## begin Records to use
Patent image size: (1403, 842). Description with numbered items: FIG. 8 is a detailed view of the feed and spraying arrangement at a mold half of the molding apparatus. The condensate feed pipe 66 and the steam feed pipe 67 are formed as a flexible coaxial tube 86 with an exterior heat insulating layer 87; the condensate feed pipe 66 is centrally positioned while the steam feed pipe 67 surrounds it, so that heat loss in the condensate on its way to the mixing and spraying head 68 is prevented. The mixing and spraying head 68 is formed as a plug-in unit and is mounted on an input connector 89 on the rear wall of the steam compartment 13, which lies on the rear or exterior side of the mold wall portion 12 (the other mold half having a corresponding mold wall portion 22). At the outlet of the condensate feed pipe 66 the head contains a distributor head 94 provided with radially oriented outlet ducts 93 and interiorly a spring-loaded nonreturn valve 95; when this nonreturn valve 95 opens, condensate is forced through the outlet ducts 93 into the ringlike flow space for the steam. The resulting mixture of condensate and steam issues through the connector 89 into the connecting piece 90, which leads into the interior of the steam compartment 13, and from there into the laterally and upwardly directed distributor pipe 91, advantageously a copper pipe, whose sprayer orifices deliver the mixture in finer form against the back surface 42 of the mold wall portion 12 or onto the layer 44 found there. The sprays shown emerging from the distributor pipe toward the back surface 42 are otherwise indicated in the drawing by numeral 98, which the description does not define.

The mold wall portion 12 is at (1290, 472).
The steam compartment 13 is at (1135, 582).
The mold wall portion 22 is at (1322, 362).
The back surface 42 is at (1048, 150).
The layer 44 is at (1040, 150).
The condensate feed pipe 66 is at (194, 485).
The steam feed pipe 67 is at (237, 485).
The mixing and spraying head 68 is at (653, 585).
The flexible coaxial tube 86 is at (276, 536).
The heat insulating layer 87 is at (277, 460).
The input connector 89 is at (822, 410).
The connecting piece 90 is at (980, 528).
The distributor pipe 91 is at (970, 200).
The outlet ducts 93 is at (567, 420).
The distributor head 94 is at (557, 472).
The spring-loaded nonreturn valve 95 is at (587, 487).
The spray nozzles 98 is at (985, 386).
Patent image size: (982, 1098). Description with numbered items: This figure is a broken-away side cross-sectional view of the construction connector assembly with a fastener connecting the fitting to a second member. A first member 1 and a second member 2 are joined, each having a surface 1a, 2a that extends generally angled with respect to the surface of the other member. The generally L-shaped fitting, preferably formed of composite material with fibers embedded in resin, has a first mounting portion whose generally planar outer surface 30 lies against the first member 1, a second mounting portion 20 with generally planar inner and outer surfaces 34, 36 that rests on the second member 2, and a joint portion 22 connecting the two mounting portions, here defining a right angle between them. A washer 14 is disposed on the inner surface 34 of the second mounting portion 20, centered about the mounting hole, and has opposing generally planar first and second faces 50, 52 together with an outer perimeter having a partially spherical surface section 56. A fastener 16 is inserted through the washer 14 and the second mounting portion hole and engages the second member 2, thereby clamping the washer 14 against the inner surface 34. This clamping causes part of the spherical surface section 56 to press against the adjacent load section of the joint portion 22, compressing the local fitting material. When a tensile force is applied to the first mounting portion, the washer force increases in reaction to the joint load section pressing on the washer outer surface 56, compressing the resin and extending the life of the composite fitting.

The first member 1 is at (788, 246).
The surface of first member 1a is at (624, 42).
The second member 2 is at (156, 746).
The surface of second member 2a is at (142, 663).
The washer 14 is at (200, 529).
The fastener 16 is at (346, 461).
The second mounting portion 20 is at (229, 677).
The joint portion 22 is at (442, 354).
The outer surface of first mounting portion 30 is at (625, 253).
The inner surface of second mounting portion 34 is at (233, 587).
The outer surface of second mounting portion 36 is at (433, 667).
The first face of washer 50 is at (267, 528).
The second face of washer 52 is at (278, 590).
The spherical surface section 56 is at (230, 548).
## end Records to use
- [Written task]:
Rewrite the material above with "Patent image size" swapped for "Figure dimensions", keeping everything else the same.

- [Worked solution]:
Figure dimensions: (1403, 842). Description with numbered items: FIG. 8 is a detailed view of the feed and spraying arrangement at a mold half of the molding apparatus. The condensate feed pipe 66 and the steam feed pipe 67 are formed as a flexible coaxial tube 86 with an exterior heat insulating layer 87; the condensate feed pipe 66 is centrally positioned while the steam feed pipe 67 surrounds it, so that heat loss in the condensate on its way to the mixing and spraying head 68 is prevented. The mixing and spraying head 68 is formed as a plug-in unit and is mounted on an input connector 89 on the rear wall of the steam compartment 13, which lies on the rear or exterior side of the mold wall portion 12 (the other mold half having a corresponding mold wall portion 22). At the outlet of the condensate feed pipe 66 the head contains a distributor head 94 provided with radially oriented outlet ducts 93 and interiorly a spring-loaded nonreturn valve 95; when this nonreturn valve 95 opens, condensate is forced through the outlet ducts 93 into the ringlike flow space for the steam. The resulting mixture of condensate and steam issues through the connector 89 into the connecting piece 90, which leads into the interior of the steam compartment 13, and from there into the laterally and upwardly directed distributor pipe 91, advantageously a copper pipe, whose sprayer orifices deliver the mixture in finer form against the back surface 42 of the mold wall portion 12 or onto the layer 44 found there. The sprays shown emerging from the distributor pipe toward the back surface 42 are otherwise indicated in the drawing by numeral 98, which the description does not define.

The mold wall portion 12 is at (1290, 472).
The steam compartment 13 is at (1135, 582).
The mold wall portion 22 is at (1322, 362).
The back surface 42 is at (1048, 150).
The layer 44 is at (1040, 150).
The condensate feed pipe 66 is at (194, 485).
The steam feed pipe 67 is at (237, 485).
The mixing and spraying head 68 is at (653, 585).
The flexible coaxial tube 86 is at (276, 536).
The heat insulating layer 87 is at (277, 460).
The input connector 89 is at (822, 410).
The connecting piece 90 is at (980, 528).
The distributor pipe 91 is at (970, 200).
The outlet ducts 93 is at (567, 420).
The distributor head 94 is at (557, 472).
The spring-loaded nonreturn valve 95 is at (587, 487).
The spray nozzles 98 is at (985, 386).
Figure dimensions: (982, 1098). Description with numbered items: This figure is a broken-away side cross-sectional view of the construction connector assembly with a fastener connecting the fitting to a second member. A first member 1 and a second member 2 are joined, each having a surface 1a, 2a that extends generally angled with respect to the surface of the other member. The generally L-shaped fitting, preferably formed of composite material with fibers embedded in resin, has a first mounting portion whose generally planar outer surface 30 lies against the first member 1, a second mounting portion 20 with generally planar inner and outer surfaces 34, 36 that rests on the second member 2, and a joint portion 22 connecting the two mounting portions, here defining a right angle between them. A washer 14 is disposed on the inner surface 34 of the second mounting portion 20, centered about the mounting hole, and has opposing generally planar first and second faces 50, 52 together with an outer perimeter having a partially spherical surface section 56. A fastener 16 is inserted through the washer 14 and the second mounting portion hole and engages the second member 2, thereby clamping the washer 14 against the inner surface 34. This clamping causes part of the spherical surface section 56 to press against the adjacent load section of the joint portion 22, compressing the local fitting material. When a tensile force is applied to the first mounting portion, the washer force increases in reaction to the joint load section pressing on the washer outer surface 56, compressing the resin and extending the life of the composite fitting.

The first member 1 is at (788, 246).
The surface of first member 1a is at (624, 42).
The second member 2 is at (156, 746).
The surface of second member 2a is at (142, 663).
The washer 14 is at (200, 529).
The fastener 16 is at (346, 461).
The second mounting portion 20 is at (229, 677).
The joint portion 22 is at (442, 354).
The outer surface of first mounting portion 30 is at (625, 253).
The inner surface of second mounting portion 34 is at (233, 587).
The outer surface of second mounting portion 36 is at (433, 667).
The first face of washer 50 is at (267, 528).
The second face of washer 52 is at (278, 590).
The spherical surface section 56 is at (230, 548).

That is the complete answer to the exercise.